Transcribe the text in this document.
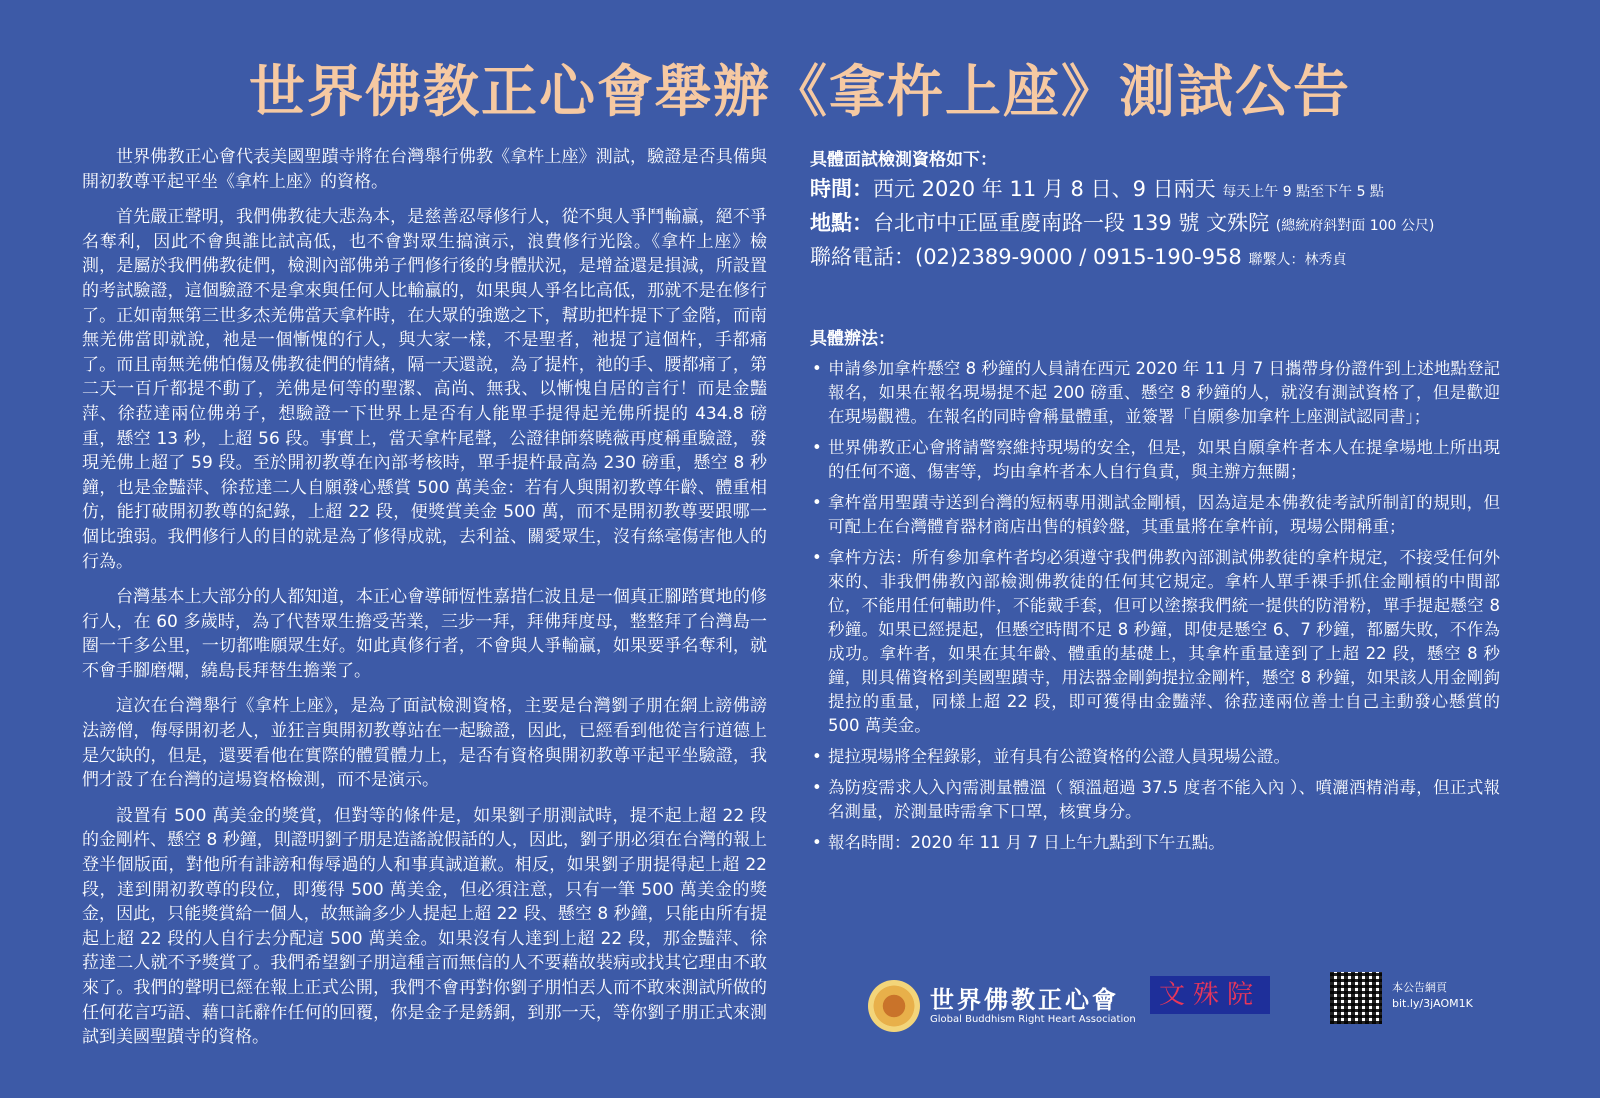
世界佛教正心會舉辦《拿杵上座》測試公告

世界佛教正心會代表美國聖蹟寺將在台灣舉行佛教《拿杵上座》測試，驗證是否具備與開初教尊平起平坐《拿杵上座》的資格。

首先嚴正聲明，我們佛教徒大悲為本，是慈善忍辱修行人，從不與人爭鬥輸贏，絕不爭名奪利，因此不會與誰比試高低，也不會對眾生搞演示，浪費修行光陰。《拿杵上座》檢測，是屬於我們佛教徒們，檢測內部佛弟子們修行後的身體狀況，是增益還是損減，所設置的考試驗證，這個驗證不是拿來與任何人比輸贏的，如果與人爭名比高低，那就不是在修行了。正如南無第三世多杰羌佛當天拿杵時，在大眾的強邀之下，幫助把杵提下了金階，而南無羌佛當即就說，祂是一個慚愧的行人，與大家一樣，不是聖者，祂提了這個杵，手都痛了。而且南無羌佛怕傷及佛教徒們的情緒，隔一天還說，為了提杵，祂的手、腰都痛了，第二天一百斤都提不動了，羌佛是何等的聖潔、高尚、無我、以慚愧自居的言行！而是金豔萍、徐菈達兩位佛弟子，想驗證一下世界上是否有人能單手提得起羌佛所提的 434.8 磅重，懸空 13 秒，上超 56 段。事實上，當天拿杵尾聲，公證律師蔡曉薇再度稱重驗證，發現羌佛上超了 59 段。至於開初教尊在內部考核時，單手提杵最高為 230 磅重，懸空 8 秒鐘，也是金豔萍、徐菈達二人自願發心懸賞 500 萬美金：若有人與開初教尊年齡、體重相仿，能打破開初教尊的紀錄，上超 22 段，便獎賞美金 500 萬，而不是開初教尊要跟哪一個比強弱。我們修行人的目的就是為了修得成就，去利益、關愛眾生，沒有絲毫傷害他人的行為。

台灣基本上大部分的人都知道，本正心會導師恆性嘉措仁波且是一個真正腳踏實地的修行人，在 60 多歲時，為了代替眾生擔受苦業，三步一拜，拜佛拜度母，整整拜了台灣島一圈一千多公里，一切都唯願眾生好。如此真修行者，不會與人爭輸贏，如果要爭名奪利，就不會手腳磨爛，繞島長拜替生擔業了。

這次在台灣舉行《拿杵上座》，是為了面試檢測資格，主要是台灣劉子朋在網上謗佛謗法謗僧，侮辱開初老人，並狂言與開初教尊站在一起驗證，因此，已經看到他從言行道德上是欠缺的，但是，還要看他在實際的體質體力上，是否有資格與開初教尊平起平坐驗證，我們才設了在台灣的這場資格檢測，而不是演示。

設置有 500 萬美金的獎賞，但對等的條件是，如果劉子朋測試時，提不起上超 22 段的金剛杵、懸空 8 秒鐘，則證明劉子朋是造謠說假話的人，因此，劉子朋必須在台灣的報上登半個版面，對他所有誹謗和侮辱過的人和事真誠道歉。相反，如果劉子朋提得起上超 22 段，達到開初教尊的段位，即獲得 500 萬美金，但必須注意，只有一筆 500 萬美金的獎金，因此，只能獎賞給一個人，故無論多少人提起上超 22 段、懸空 8 秒鐘，只能由所有提起上超 22 段的人自行去分配這 500 萬美金。如果沒有人達到上超 22 段，那金豔萍、徐菈達二人就不予獎賞了。我們希望劉子朋這種言而無信的人不要藉故裝病或找其它理由不敢來了。我們的聲明已經在報上正式公開，我們不會再對你劉子朋怕丟人而不敢來測試所做的任何花言巧語、藉口託辭作任何的回覆，你是金子是銹銅，到那一天，等你劉子朋正式來測試到美國聖蹟寺的資格。

具體面試檢測資格如下：
時間：西元 2020 年 11 月 8 日、9 日兩天 每天上午 9 點至下午 5 點
地點：台北市中正區重慶南路一段 139 號 文殊院 (總統府斜對面 100 公尺)
聯絡電話：(02)2389-9000 / 0915-190-958 聯繫人：林秀貞
具體辦法：
• 申請參加拿杵懸空 8 秒鐘的人員請在西元 2020 年 11 月 7 日攜帶身份證件到上述地點登記報名，如果在報名現場提不起 200 磅重、懸空 8 秒鐘的人，就沒有測試資格了，但是歡迎在現場觀禮。在報名的同時會稱量體重，並簽署「自願參加拿杵上座測試認同書」；
• 世界佛教正心會將請警察維持現場的安全，但是，如果自願拿杵者本人在提拿場地上所出現的任何不適、傷害等，均由拿杵者本人自行負責，與主辦方無關；
• 拿杵當用聖蹟寺送到台灣的短柄專用測試金剛槓，因為這是本佛教徒考試所制訂的規則，但可配上在台灣體育器材商店出售的槓鈴盤，其重量將在拿杵前，現場公開稱重；
• 拿杵方法：所有參加拿杵者均必須遵守我們佛教內部測試佛教徒的拿杵規定，不接受任何外來的、非我們佛教內部檢測佛教徒的任何其它規定。拿杵人單手裸手抓住金剛槓的中間部位，不能用任何輔助件，不能戴手套，但可以塗擦我們統一提供的防滑粉，單手提起懸空 8 秒鐘。如果已經提起，但懸空時間不足 8 秒鐘，即使是懸空 6、7 秒鐘，都屬失敗，不作為成功。拿杵者，如果在其年齡、體重的基礎上，其拿杵重量達到了上超 22 段，懸空 8 秒鐘，則具備資格到美國聖蹟寺，用法器金剛鉤提拉金剛杵，懸空 8 秒鐘，如果該人用金剛鉤提拉的重量，同樣上超 22 段，即可獲得由金豔萍、徐菈達兩位善士自己主動發心懸賞的 500 萬美金。
• 提拉現場將全程錄影，並有具有公證資格的公證人員現場公證。
• 為防疫需求人入內需測量體溫（ 額溫超過 37.5 度者不能入內 ）、噴灑酒精消毒，但正式報名測量，於測量時需拿下口罩，核實身分。
• 報名時間：2020 年 11 月 7 日上午九點到下午五點。
世界佛教正心會
Global Buddhism Right Heart Association
文殊院	本公告網頁
bit.ly/3jAOM1K
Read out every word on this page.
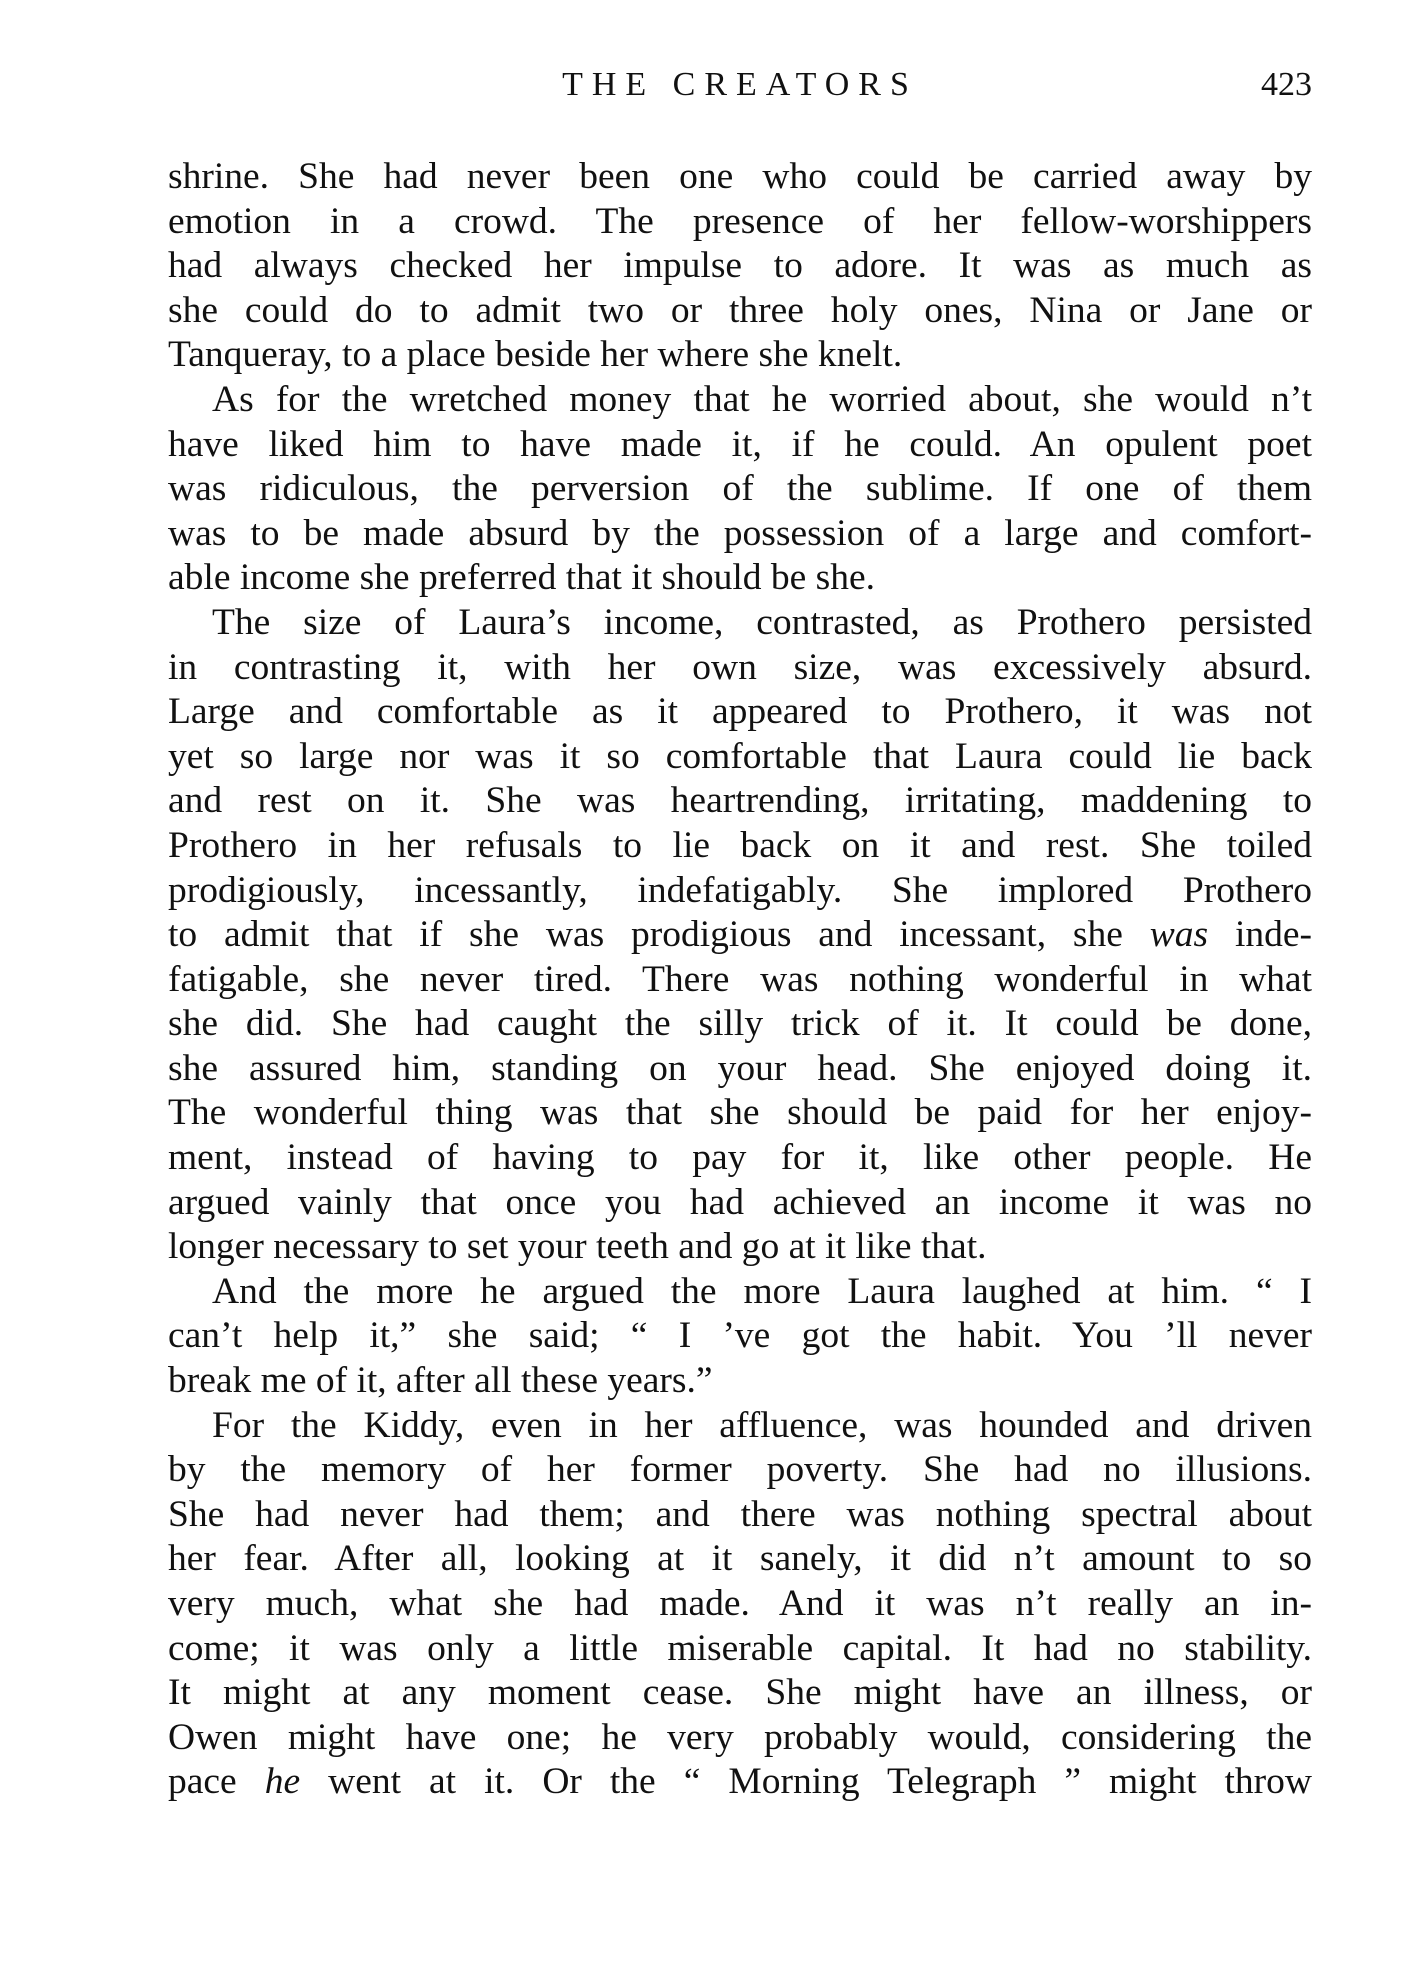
THE CREATORS	423
shrine. She had never been one who could be carried away by
emotion in a crowd. The presence of her fellow-worshippers
had always checked her impulse to adore. It was as much as
she could do to admit two or three holy ones, Nina or Jane or
Tanqueray, to a place beside her where she knelt.
As for the wretched money that he worried about, she would n’t
have liked him to have made it, if he could. An opulent poet
was ridiculous, the perversion of the sublime. If one of them
was to be made absurd by the possession of a large and comfort-
able income she preferred that it should be she.
The size of Laura’s income, contrasted, as Prothero persisted
in contrasting it, with her own size, was excessively absurd.
Large and comfortable as it appeared to Prothero, it was not
yet so large nor was it so comfortable that Laura could lie back
and rest on it. She was heartrending, irritating, maddening to
Prothero in her refusals to lie back on it and rest. She toiled
prodigiously, incessantly, indefatigably. She implored Prothero
to admit that if she was prodigious and incessant, she was inde-
fatigable, she never tired. There was nothing wonderful in what
she did. She had caught the silly trick of it. It could be done,
she assured him, standing on your head. She enjoyed doing it.
The wonderful thing was that she should be paid for her enjoy-
ment, instead of having to pay for it, like other people. He
argued vainly that once you had achieved an income it was no
longer necessary to set your teeth and go at it like that.
And the more he argued the more Laura laughed at him. “ I
can’t help it,” she said; “ I ’ve got the habit. You ’ll never
break me of it, after all these years.”
For the Kiddy, even in her affluence, was hounded and driven
by the memory of her former poverty. She had no illusions.
She had never had them; and there was nothing spectral about
her fear. After all, looking at it sanely, it did n’t amount to so
very much, what she had made. And it was n’t really an in-
come; it was only a little miserable capital. It had no stability.
It might at any moment cease. She might have an illness, or
Owen might have one; he very probably would, considering the
pace he went at it. Or the “ Morning Telegraph ” might throw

_ _ _

Omit the pictures. Transcribe every record exactly.

Transcribe the text in this document.
世界佛教正心會舉辦《拿杵上座》測試公告

世界佛教正心會代表美國聖蹟寺將在台灣舉行佛教《拿杵上座》測試，驗證是否具備與開初教尊平起平坐《拿杵上座》的資格。

首先嚴正聲明，我們佛教徒大悲為本，是慈善忍辱修行人，從不與人爭鬥輸贏，絕不爭名奪利，因此不會與誰比試高低，也不會對眾生搞演示，浪費修行光陰。《拿杵上座》檢測，是屬於我們佛教徒們，檢測內部佛弟子們修行後的身體狀況，是增益還是損減，所設置的考試驗證，這個驗證不是拿來與任何人比輸贏的，如果與人爭名比高低，那就不是在修行了。正如南無第三世多杰羌佛當天拿杵時，在大眾的強邀之下，幫助把杵提下了金階，而南無羌佛當即就說，祂是一個慚愧的行人，與大家一樣，不是聖者，祂提了這個杵，手都痛了。而且南無羌佛怕傷及佛教徒們的情緒，隔一天還說，為了提杵，祂的手、腰都痛了，第二天一百斤都提不動了，羌佛是何等的聖潔、高尚、無我、以慚愧自居的言行！而是金豔萍、徐菈達兩位佛弟子，想驗證一下世界上是否有人能單手提得起羌佛所提的 434.8 磅重，懸空 13 秒，上超 56 段。事實上，當天拿杵尾聲，公證律師蔡曉薇再度稱重驗證，發現羌佛上超了 59 段。至於開初教尊在內部考核時，單手提杵最高為 230 磅重，懸空 8 秒鐘，也是金豔萍、徐菈達二人自願發心懸賞 500 萬美金：若有人與開初教尊年齡、體重相仿，能打破開初教尊的紀錄，上超 22 段，便獎賞美金 500 萬，而不是開初教尊要跟哪一個比強弱。我們修行人的目的就是為了修得成就，去利益、關愛眾生，沒有絲毫傷害他人的行為。

台灣基本上大部分的人都知道，本正心會導師恆性嘉措仁波且是一個真正腳踏實地的修行人，在 60 多歲時，為了代替眾生擔受苦業，三步一拜，拜佛拜度母，整整拜了台灣島一圈一千多公里，一切都唯願眾生好。如此真修行者，不會與人爭輸贏，如果要爭名奪利，就不會手腳磨爛，繞島長拜替生擔業了。

這次在台灣舉行《拿杵上座》，是為了面試檢測資格，主要是台灣劉子朋在網上謗佛謗法謗僧，侮辱開初老人，並狂言與開初教尊站在一起驗證，因此，已經看到他從言行道德上是欠缺的，但是，還要看他在實際的體質體力上，是否有資格與開初教尊平起平坐驗證，我們才設了在台灣的這場資格檢測，而不是演示。

設置有 500 萬美金的獎賞，但對等的條件是，如果劉子朋測試時，提不起上超 22 段的金剛杵、懸空 8 秒鐘，則證明劉子朋是造謠說假話的人，因此，劉子朋必須在台灣的報上登半個版面，對他所有誹謗和侮辱過的人和事真誠道歉。相反，如果劉子朋提得起上超 22 段，達到開初教尊的段位，即獲得 500 萬美金，但必須注意，只有一筆 500 萬美金的獎金，因此，只能獎賞給一個人，故無論多少人提起上超 22 段、懸空 8 秒鐘，只能由所有提起上超 22 段的人自行去分配這 500 萬美金。如果沒有人達到上超 22 段，那金豔萍、徐菈達二人就不予獎賞了。我們希望劉子朋這種言而無信的人不要藉故裝病或找其它理由不敢來了。我們的聲明已經在報上正式公開，我們不會再對你劉子朋怕丟人而不敢來測試所做的任何花言巧語、藉口託辭作任何的回覆，你是金子是銹銅，到那一天，等你劉子朋正式來測試到美國聖蹟寺的資格。

具體面試檢測資格如下：
時間：西元 2020 年 11 月 8 日、9 日兩天 每天上午 9 點至下午 5 點
地點：台北市中正區重慶南路一段 139 號 文殊院 (總統府斜對面 100 公尺)
聯絡電話：(02)2389-9000 / 0915-190-958 聯繫人：林秀貞
具體辦法：
• 申請參加拿杵懸空 8 秒鐘的人員請在西元 2020 年 11 月 7 日攜帶身份證件到上述地點登記報名，如果在報名現場提不起 200 磅重、懸空 8 秒鐘的人，就沒有測試資格了，但是歡迎在現場觀禮。在報名的同時會稱量體重，並簽署「自願參加拿杵上座測試認同書」；
• 世界佛教正心會將請警察維持現場的安全，但是，如果自願拿杵者本人在提拿場地上所出現的任何不適、傷害等，均由拿杵者本人自行負責，與主辦方無關；
• 拿杵當用聖蹟寺送到台灣的短柄專用測試金剛槓，因為這是本佛教徒考試所制訂的規則，但可配上在台灣體育器材商店出售的槓鈴盤，其重量將在拿杵前，現場公開稱重；
• 拿杵方法：所有參加拿杵者均必須遵守我們佛教內部測試佛教徒的拿杵規定，不接受任何外來的、非我們佛教內部檢測佛教徒的任何其它規定。拿杵人單手裸手抓住金剛槓的中間部位，不能用任何輔助件，不能戴手套，但可以塗擦我們統一提供的防滑粉，單手提起懸空 8 秒鐘。如果已經提起，但懸空時間不足 8 秒鐘，即使是懸空 6、7 秒鐘，都屬失敗，不作為成功。拿杵者，如果在其年齡、體重的基礎上，其拿杵重量達到了上超 22 段，懸空 8 秒鐘，則具備資格到美國聖蹟寺，用法器金剛鉤提拉金剛杵，懸空 8 秒鐘，如果該人用金剛鉤提拉的重量，同樣上超 22 段，即可獲得由金豔萍、徐菈達兩位善士自己主動發心懸賞的 500 萬美金。
• 提拉現場將全程錄影，並有具有公證資格的公證人員現場公證。
• 為防疫需求人入內需測量體溫（ 額溫超過 37.5 度者不能入內 ）、噴灑酒精消毒，但正式報名測量，於測量時需拿下口罩，核實身分。
• 報名時間：2020 年 11 月 7 日上午九點到下午五點。
世界佛教正心會
Global Buddhism Right Heart Association
文殊院	本公告網頁
bit.ly/3jAOM1K
Read out every word on this page.
THE CREATORS	423
shrine. She had never been one who could be carried away by
emotion in a crowd. The presence of her fellow-worshippers
had always checked her impulse to adore. It was as much as
she could do to admit two or three holy ones, Nina or Jane or
Tanqueray, to a place beside her where she knelt.
As for the wretched money that he worried about, she would n’t
have liked him to have made it, if he could. An opulent poet
was ridiculous, the perversion of the sublime. If one of them
was to be made absurd by the possession of a large and comfort-
able income she preferred that it should be she.
The size of Laura’s income, contrasted, as Prothero persisted
in contrasting it, with her own size, was excessively absurd.
Large and comfortable as it appeared to Prothero, it was not
yet so large nor was it so comfortable that Laura could lie back
and rest on it. She was heartrending, irritating, maddening to
Prothero in her refusals to lie back on it and rest. She toiled
prodigiously, incessantly, indefatigably. She implored Prothero
to admit that if she was prodigious and incessant, she was inde-
fatigable, she never tired. There was nothing wonderful in what
she did. She had caught the silly trick of it. It could be done,
she assured him, standing on your head. She enjoyed doing it.
The wonderful thing was that she should be paid for her enjoy-
ment, instead of having to pay for it, like other people. He
argued vainly that once you had achieved an income it was no
longer necessary to set your teeth and go at it like that.
And the more he argued the more Laura laughed at him. “ I
can’t help it,” she said; “ I ’ve got the habit. You ’ll never
break me of it, after all these years.”
For the Kiddy, even in her affluence, was hounded and driven
by the memory of her former poverty. She had no illusions.
She had never had them; and there was nothing spectral about
her fear. After all, looking at it sanely, it did n’t amount to so
very much, what she had made. And it was n’t really an in-
come; it was only a little miserable capital. It had no stability.
It might at any moment cease. She might have an illness, or
Owen might have one; he very probably would, considering the
pace he went at it. Or the “ Morning Telegraph ” might throw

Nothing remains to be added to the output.